* _EXERCISE PROMPT_: Every record should be written out exactly, please.

*** PROVIDED DATA ***

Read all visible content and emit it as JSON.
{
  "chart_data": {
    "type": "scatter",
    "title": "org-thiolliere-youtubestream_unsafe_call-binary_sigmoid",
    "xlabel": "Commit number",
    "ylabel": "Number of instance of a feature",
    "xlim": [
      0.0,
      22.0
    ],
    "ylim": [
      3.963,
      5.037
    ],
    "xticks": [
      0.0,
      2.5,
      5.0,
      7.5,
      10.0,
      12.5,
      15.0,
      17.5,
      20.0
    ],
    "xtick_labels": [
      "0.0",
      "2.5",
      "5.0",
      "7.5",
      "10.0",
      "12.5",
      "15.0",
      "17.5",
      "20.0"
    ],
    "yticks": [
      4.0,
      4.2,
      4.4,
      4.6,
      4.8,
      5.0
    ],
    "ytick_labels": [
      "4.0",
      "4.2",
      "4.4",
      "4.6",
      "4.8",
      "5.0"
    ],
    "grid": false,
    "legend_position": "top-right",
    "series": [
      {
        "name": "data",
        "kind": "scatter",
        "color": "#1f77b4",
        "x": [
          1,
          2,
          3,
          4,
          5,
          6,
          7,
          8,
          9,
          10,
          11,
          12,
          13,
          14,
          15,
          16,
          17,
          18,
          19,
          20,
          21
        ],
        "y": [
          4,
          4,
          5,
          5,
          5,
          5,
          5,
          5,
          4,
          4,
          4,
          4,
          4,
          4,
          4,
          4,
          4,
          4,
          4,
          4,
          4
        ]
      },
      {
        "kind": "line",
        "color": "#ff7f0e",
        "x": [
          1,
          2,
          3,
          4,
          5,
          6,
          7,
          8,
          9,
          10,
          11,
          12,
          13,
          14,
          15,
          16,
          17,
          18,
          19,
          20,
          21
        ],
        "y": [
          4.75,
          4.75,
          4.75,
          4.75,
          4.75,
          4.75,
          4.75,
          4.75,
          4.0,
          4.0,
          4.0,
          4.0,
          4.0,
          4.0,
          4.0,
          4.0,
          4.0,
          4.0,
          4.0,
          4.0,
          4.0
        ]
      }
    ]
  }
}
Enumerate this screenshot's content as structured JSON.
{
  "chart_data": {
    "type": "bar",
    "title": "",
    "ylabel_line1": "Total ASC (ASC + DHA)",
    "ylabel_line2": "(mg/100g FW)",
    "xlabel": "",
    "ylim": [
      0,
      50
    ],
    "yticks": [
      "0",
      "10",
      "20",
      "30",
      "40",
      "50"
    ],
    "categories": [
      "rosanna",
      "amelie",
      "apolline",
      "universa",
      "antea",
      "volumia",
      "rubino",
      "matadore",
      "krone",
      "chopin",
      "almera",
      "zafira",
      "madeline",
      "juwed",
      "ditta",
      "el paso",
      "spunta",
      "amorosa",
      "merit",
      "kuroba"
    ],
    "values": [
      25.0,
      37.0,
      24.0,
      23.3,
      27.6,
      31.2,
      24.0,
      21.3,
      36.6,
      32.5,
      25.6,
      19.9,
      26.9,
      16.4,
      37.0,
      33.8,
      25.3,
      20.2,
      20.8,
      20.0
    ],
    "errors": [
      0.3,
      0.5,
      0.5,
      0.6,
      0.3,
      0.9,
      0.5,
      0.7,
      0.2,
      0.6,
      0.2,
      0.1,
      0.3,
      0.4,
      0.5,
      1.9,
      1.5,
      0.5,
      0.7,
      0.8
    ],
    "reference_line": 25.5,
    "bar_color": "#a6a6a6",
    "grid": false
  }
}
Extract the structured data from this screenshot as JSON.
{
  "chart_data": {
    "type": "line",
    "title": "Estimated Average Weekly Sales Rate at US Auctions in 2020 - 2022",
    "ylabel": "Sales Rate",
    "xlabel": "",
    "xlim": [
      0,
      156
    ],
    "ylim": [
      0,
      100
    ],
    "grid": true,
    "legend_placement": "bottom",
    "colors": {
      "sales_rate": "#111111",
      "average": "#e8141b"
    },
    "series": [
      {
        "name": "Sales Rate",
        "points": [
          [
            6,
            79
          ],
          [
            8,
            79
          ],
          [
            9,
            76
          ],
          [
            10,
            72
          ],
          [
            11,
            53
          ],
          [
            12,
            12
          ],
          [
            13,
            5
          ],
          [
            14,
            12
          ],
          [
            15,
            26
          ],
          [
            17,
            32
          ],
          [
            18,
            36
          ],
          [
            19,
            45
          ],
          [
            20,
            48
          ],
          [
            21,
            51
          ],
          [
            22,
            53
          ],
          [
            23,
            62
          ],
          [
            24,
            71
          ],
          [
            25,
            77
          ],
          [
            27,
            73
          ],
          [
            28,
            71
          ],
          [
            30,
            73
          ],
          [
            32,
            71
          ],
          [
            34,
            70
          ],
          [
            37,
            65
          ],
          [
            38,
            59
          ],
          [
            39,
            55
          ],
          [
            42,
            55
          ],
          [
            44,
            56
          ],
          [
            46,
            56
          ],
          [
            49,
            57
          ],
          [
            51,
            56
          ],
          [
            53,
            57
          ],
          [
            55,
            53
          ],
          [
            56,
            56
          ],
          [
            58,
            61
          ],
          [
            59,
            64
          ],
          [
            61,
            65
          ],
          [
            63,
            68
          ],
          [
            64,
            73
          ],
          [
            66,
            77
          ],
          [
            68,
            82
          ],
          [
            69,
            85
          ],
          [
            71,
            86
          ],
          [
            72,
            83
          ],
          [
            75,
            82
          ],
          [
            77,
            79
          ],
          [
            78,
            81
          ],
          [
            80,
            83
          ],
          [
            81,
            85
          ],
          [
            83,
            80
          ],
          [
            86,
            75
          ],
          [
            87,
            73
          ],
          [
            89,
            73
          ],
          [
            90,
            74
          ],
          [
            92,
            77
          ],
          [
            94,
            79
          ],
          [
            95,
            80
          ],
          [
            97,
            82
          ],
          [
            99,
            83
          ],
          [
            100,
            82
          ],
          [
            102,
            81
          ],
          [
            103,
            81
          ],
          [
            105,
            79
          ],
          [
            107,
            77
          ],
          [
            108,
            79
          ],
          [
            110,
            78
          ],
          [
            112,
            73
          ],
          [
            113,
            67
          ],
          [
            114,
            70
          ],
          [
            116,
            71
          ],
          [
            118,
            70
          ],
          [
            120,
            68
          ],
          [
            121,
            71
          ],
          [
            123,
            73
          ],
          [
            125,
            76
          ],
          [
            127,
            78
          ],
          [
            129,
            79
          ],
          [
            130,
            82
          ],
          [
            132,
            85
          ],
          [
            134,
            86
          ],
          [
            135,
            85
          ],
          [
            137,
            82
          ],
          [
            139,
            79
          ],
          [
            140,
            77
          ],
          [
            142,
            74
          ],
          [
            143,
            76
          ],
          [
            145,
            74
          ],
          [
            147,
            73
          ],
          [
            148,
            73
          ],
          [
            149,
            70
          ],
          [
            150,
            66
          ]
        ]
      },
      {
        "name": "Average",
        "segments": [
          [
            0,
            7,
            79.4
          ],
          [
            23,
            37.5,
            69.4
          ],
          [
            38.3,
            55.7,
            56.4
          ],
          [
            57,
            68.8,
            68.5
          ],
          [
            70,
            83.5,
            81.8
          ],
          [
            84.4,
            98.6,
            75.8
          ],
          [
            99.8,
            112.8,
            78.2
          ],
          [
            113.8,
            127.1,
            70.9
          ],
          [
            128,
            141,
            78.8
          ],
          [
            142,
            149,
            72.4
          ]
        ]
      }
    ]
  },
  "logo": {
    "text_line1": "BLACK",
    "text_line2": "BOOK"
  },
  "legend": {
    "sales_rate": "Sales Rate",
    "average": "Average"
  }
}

***

* _RESPONSE_:
Read all visible content and emit it as JSON.
{
  "chart_data": {
    "type": "scatter",
    "title": "org-thiolliere-youtubestream_unsafe_call-binary_sigmoid",
    "xlabel": "Commit number",
    "ylabel": "Number of instance of a feature",
    "xlim": [
      0.0,
      22.0
    ],
    "ylim": [
      3.963,
      5.037
    ],
    "xticks": [
      0.0,
      2.5,
      5.0,
      7.5,
      10.0,
      12.5,
      15.0,
      17.5,
      20.0
    ],
    "xtick_labels": [
      "0.0",
      "2.5",
      "5.0",
      "7.5",
      "10.0",
      "12.5",
      "15.0",
      "17.5",
      "20.0"
    ],
    "yticks": [
      4.0,
      4.2,
      4.4,
      4.6,
      4.8,
      5.0
    ],
    "ytick_labels": [
      "4.0",
      "4.2",
      "4.4",
      "4.6",
      "4.8",
      "5.0"
    ],
    "grid": false,
    "legend_position": "top-right",
    "series": [
      {
        "name": "data",
        "kind": "scatter",
        "color": "#1f77b4",
        "x": [
          1,
          2,
          3,
          4,
          5,
          6,
          7,
          8,
          9,
          10,
          11,
          12,
          13,
          14,
          15,
          16,
          17,
          18,
          19,
          20,
          21
        ],
        "y": [
          4,
          4,
          5,
          5,
          5,
          5,
          5,
          5,
          4,
          4,
          4,
          4,
          4,
          4,
          4,
          4,
          4,
          4,
          4,
          4,
          4
        ]
      },
      {
        "kind": "line",
        "color": "#ff7f0e",
        "x": [
          1,
          2,
          3,
          4,
          5,
          6,
          7,
          8,
          9,
          10,
          11,
          12,
          13,
          14,
          15,
          16,
          17,
          18,
          19,
          20,
          21
        ],
        "y": [
          4.75,
          4.75,
          4.75,
          4.75,
          4.75,
          4.75,
          4.75,
          4.75,
          4.0,
          4.0,
          4.0,
          4.0,
          4.0,
          4.0,
          4.0,
          4.0,
          4.0,
          4.0,
          4.0,
          4.0,
          4.0
        ]
      }
    ]
  }
}
Enumerate this screenshot's content as structured JSON.
{
  "chart_data": {
    "type": "bar",
    "title": "",
    "ylabel_line1": "Total ASC (ASC + DHA)",
    "ylabel_line2": "(mg/100g FW)",
    "xlabel": "",
    "ylim": [
      0,
      50
    ],
    "yticks": [
      "0",
      "10",
      "20",
      "30",
      "40",
      "50"
    ],
    "categories": [
      "rosanna",
      "amelie",
      "apolline",
      "universa",
      "antea",
      "volumia",
      "rubino",
      "matadore",
      "krone",
      "chopin",
      "almera",
      "zafira",
      "madeline",
      "juwed",
      "ditta",
      "el paso",
      "spunta",
      "amorosa",
      "merit",
      "kuroba"
    ],
    "values": [
      25.0,
      37.0,
      24.0,
      23.3,
      27.6,
      31.2,
      24.0,
      21.3,
      36.6,
      32.5,
      25.6,
      19.9,
      26.9,
      16.4,
      37.0,
      33.8,
      25.3,
      20.2,
      20.8,
      20.0
    ],
    "errors": [
      0.3,
      0.5,
      0.5,
      0.6,
      0.3,
      0.9,
      0.5,
      0.7,
      0.2,
      0.6,
      0.2,
      0.1,
      0.3,
      0.4,
      0.5,
      1.9,
      1.5,
      0.5,
      0.7,
      0.8
    ],
    "reference_line": 25.5,
    "bar_color": "#a6a6a6",
    "grid": false
  }
}
Extract the structured data from this screenshot as JSON.
{
  "chart_data": {
    "type": "line",
    "title": "Estimated Average Weekly Sales Rate at US Auctions in 2020 - 2022",
    "ylabel": "Sales Rate",
    "xlabel": "",
    "xlim": [
      0,
      156
    ],
    "ylim": [
      0,
      100
    ],
    "grid": true,
    "legend_placement": "bottom",
    "colors": {
      "sales_rate": "#111111",
      "average": "#e8141b"
    },
    "series": [
      {
        "name": "Sales Rate",
        "points": [
          [
            6,
            79
          ],
          [
            8,
            79
          ],
          [
            9,
            76
          ],
          [
            10,
            72
          ],
          [
            11,
            53
          ],
          [
            12,
            12
          ],
          [
            13,
            5
          ],
          [
            14,
            12
          ],
          [
            15,
            26
          ],
          [
            17,
            32
          ],
          [
            18,
            36
          ],
          [
            19,
            45
          ],
          [
            20,
            48
          ],
          [
            21,
            51
          ],
          [
            22,
            53
          ],
          [
            23,
            62
          ],
          [
            24,
            71
          ],
          [
            25,
            77
          ],
          [
            27,
            73
          ],
          [
            28,
            71
          ],
          [
            30,
            73
          ],
          [
            32,
            71
          ],
          [
            34,
            70
          ],
          [
            37,
            65
          ],
          [
            38,
            59
          ],
          [
            39,
            55
          ],
          [
            42,
            55
          ],
          [
            44,
            56
          ],
          [
            46,
            56
          ],
          [
            49,
            57
          ],
          [
            51,
            56
          ],
          [
            53,
            57
          ],
          [
            55,
            53
          ],
          [
            56,
            56
          ],
          [
            58,
            61
          ],
          [
            59,
            64
          ],
          [
            61,
            65
          ],
          [
            63,
            68
          ],
          [
            64,
            73
          ],
          [
            66,
            77
          ],
          [
            68,
            82
          ],
          [
            69,
            85
          ],
          [
            71,
            86
          ],
          [
            72,
            83
          ],
          [
            75,
            82
          ],
          [
            77,
            79
          ],
          [
            78,
            81
          ],
          [
            80,
            83
          ],
          [
            81,
            85
          ],
          [
            83,
            80
          ],
          [
            86,
            75
          ],
          [
            87,
            73
          ],
          [
            89,
            73
          ],
          [
            90,
            74
          ],
          [
            92,
            77
          ],
          [
            94,
            79
          ],
          [
            95,
            80
          ],
          [
            97,
            82
          ],
          [
            99,
            83
          ],
          [
            100,
            82
          ],
          [
            102,
            81
          ],
          [
            103,
            81
          ],
          [
            105,
            79
          ],
          [
            107,
            77
          ],
          [
            108,
            79
          ],
          [
            110,
            78
          ],
          [
            112,
            73
          ],
          [
            113,
            67
          ],
          [
            114,
            70
          ],
          [
            116,
            71
          ],
          [
            118,
            70
          ],
          [
            120,
            68
          ],
          [
            121,
            71
          ],
          [
            123,
            73
          ],
          [
            125,
            76
          ],
          [
            127,
            78
          ],
          [
            129,
            79
          ],
          [
            130,
            82
          ],
          [
            132,
            85
          ],
          [
            134,
            86
          ],
          [
            135,
            85
          ],
          [
            137,
            82
          ],
          [
            139,
            79
          ],
          [
            140,
            77
          ],
          [
            142,
            74
          ],
          [
            143,
            76
          ],
          [
            145,
            74
          ],
          [
            147,
            73
          ],
          [
            148,
            73
          ],
          [
            149,
            70
          ],
          [
            150,
            66
          ]
        ]
      },
      {
        "name": "Average",
        "segments": [
          [
            0,
            7,
            79.4
          ],
          [
            23,
            37.5,
            69.4
          ],
          [
            38.3,
            55.7,
            56.4
          ],
          [
            57,
            68.8,
            68.5
          ],
          [
            70,
            83.5,
            81.8
          ],
          [
            84.4,
            98.6,
            75.8
          ],
          [
            99.8,
            112.8,
            78.2
          ],
          [
            113.8,
            127.1,
            70.9
          ],
          [
            128,
            141,
            78.8
          ],
          [
            142,
            149,
            72.4
          ]
        ]
      }
    ]
  },
  "logo": {
    "text_line1": "BLACK",
    "text_line2": "BOOK"
  },
  "legend": {
    "sales_rate": "Sales Rate",
    "average": "Average"
  }
}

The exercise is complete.